PROBLEM DETAILS: Output the entries below exactly as written, omitting pictures.

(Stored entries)
══════════

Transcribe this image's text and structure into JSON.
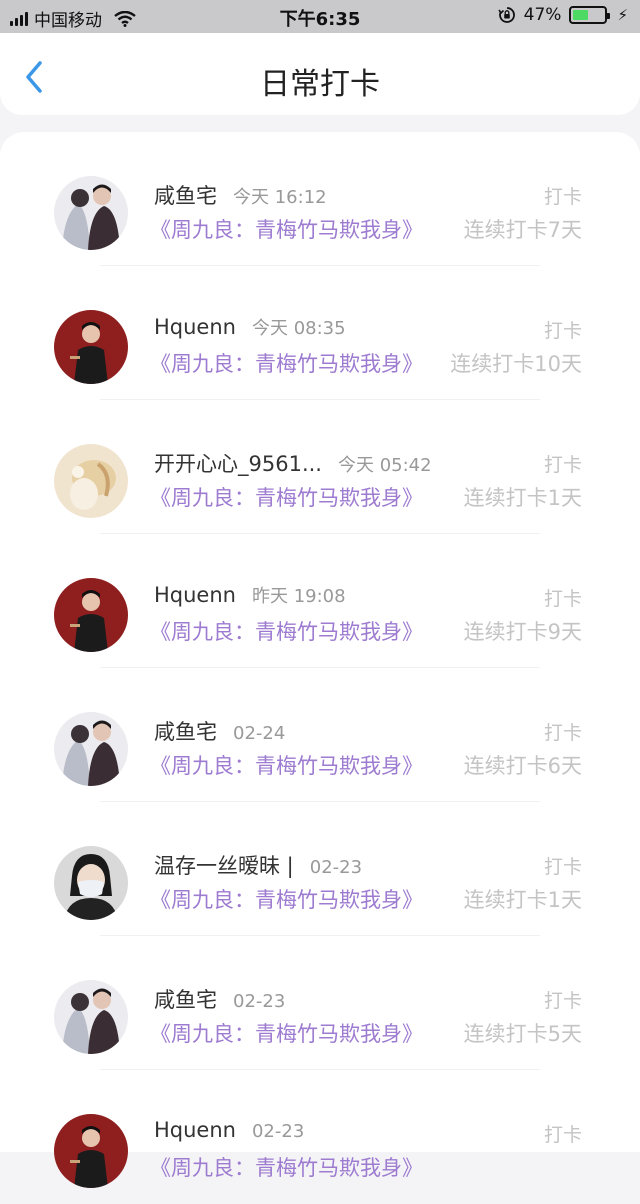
{
  "status_bar": {
    "carrier": "中国移动",
    "time": "下午6:35",
    "battery": "47%",
    "battery_level": 0.47
  },
  "nav": {
    "title": "日常打卡"
  },
  "entries": [
    {
      "name": "咸鱼宅",
      "time": "今天 16:12",
      "book": "《周九良：青梅竹马欺我身》",
      "label": "打卡",
      "streak": "连续打卡7天",
      "avatar": "avatar-couple"
    },
    {
      "name": "Hquenn",
      "time": "今天 08:35",
      "book": "《周九良：青梅竹马欺我身》",
      "label": "打卡",
      "streak": "连续打卡10天",
      "avatar": "avatar-red"
    },
    {
      "name": "开开心心_9561...",
      "time": "今天 05:42",
      "book": "《周九良：青梅竹马欺我身》",
      "label": "打卡",
      "streak": "连续打卡1天",
      "avatar": "avatar-beige"
    },
    {
      "name": "Hquenn",
      "time": "昨天 19:08",
      "book": "《周九良：青梅竹马欺我身》",
      "label": "打卡",
      "streak": "连续打卡9天",
      "avatar": "avatar-red"
    },
    {
      "name": "咸鱼宅",
      "time": "02-24",
      "book": "《周九良：青梅竹马欺我身》",
      "label": "打卡",
      "streak": "连续打卡6天",
      "avatar": "avatar-couple"
    },
    {
      "name": "温存一丝暧昧 |",
      "time": "02-23",
      "book": "《周九良：青梅竹马欺我身》",
      "label": "打卡",
      "streak": "连续打卡1天",
      "avatar": "avatar-mask"
    },
    {
      "name": "咸鱼宅",
      "time": "02-23",
      "book": "《周九良：青梅竹马欺我身》",
      "label": "打卡",
      "streak": "连续打卡5天",
      "avatar": "avatar-couple"
    },
    {
      "name": "Hquenn",
      "time": "02-23",
      "book": "《周九良：青梅竹马欺我身》",
      "label": "打卡",
      "streak": "",
      "avatar": "avatar-red"
    }
  ]
}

══════════

ANSWER FOR THE TASK:
Transcribe this image's text and structure into JSON.
{
  "status_bar": {
    "carrier": "中国移动",
    "time": "下午6:35",
    "battery": "47%",
    "battery_level": 0.47
  },
  "nav": {
    "title": "日常打卡"
  },
  "entries": [
    {
      "name": "咸鱼宅",
      "time": "今天 16:12",
      "book": "《周九良：青梅竹马欺我身》",
      "label": "打卡",
      "streak": "连续打卡7天",
      "avatar": "avatar-couple"
    },
    {
      "name": "Hquenn",
      "time": "今天 08:35",
      "book": "《周九良：青梅竹马欺我身》",
      "label": "打卡",
      "streak": "连续打卡10天",
      "avatar": "avatar-red"
    },
    {
      "name": "开开心心_9561...",
      "time": "今天 05:42",
      "book": "《周九良：青梅竹马欺我身》",
      "label": "打卡",
      "streak": "连续打卡1天",
      "avatar": "avatar-beige"
    },
    {
      "name": "Hquenn",
      "time": "昨天 19:08",
      "book": "《周九良：青梅竹马欺我身》",
      "label": "打卡",
      "streak": "连续打卡9天",
      "avatar": "avatar-red"
    },
    {
      "name": "咸鱼宅",
      "time": "02-24",
      "book": "《周九良：青梅竹马欺我身》",
      "label": "打卡",
      "streak": "连续打卡6天",
      "avatar": "avatar-couple"
    },
    {
      "name": "温存一丝暧昧 |",
      "time": "02-23",
      "book": "《周九良：青梅竹马欺我身》",
      "label": "打卡",
      "streak": "连续打卡1天",
      "avatar": "avatar-mask"
    },
    {
      "name": "咸鱼宅",
      "time": "02-23",
      "book": "《周九良：青梅竹马欺我身》",
      "label": "打卡",
      "streak": "连续打卡5天",
      "avatar": "avatar-couple"
    },
    {
      "name": "Hquenn",
      "time": "02-23",
      "book": "《周九良：青梅竹马欺我身》",
      "label": "打卡",
      "streak": "",
      "avatar": "avatar-red"
    }
  ]
}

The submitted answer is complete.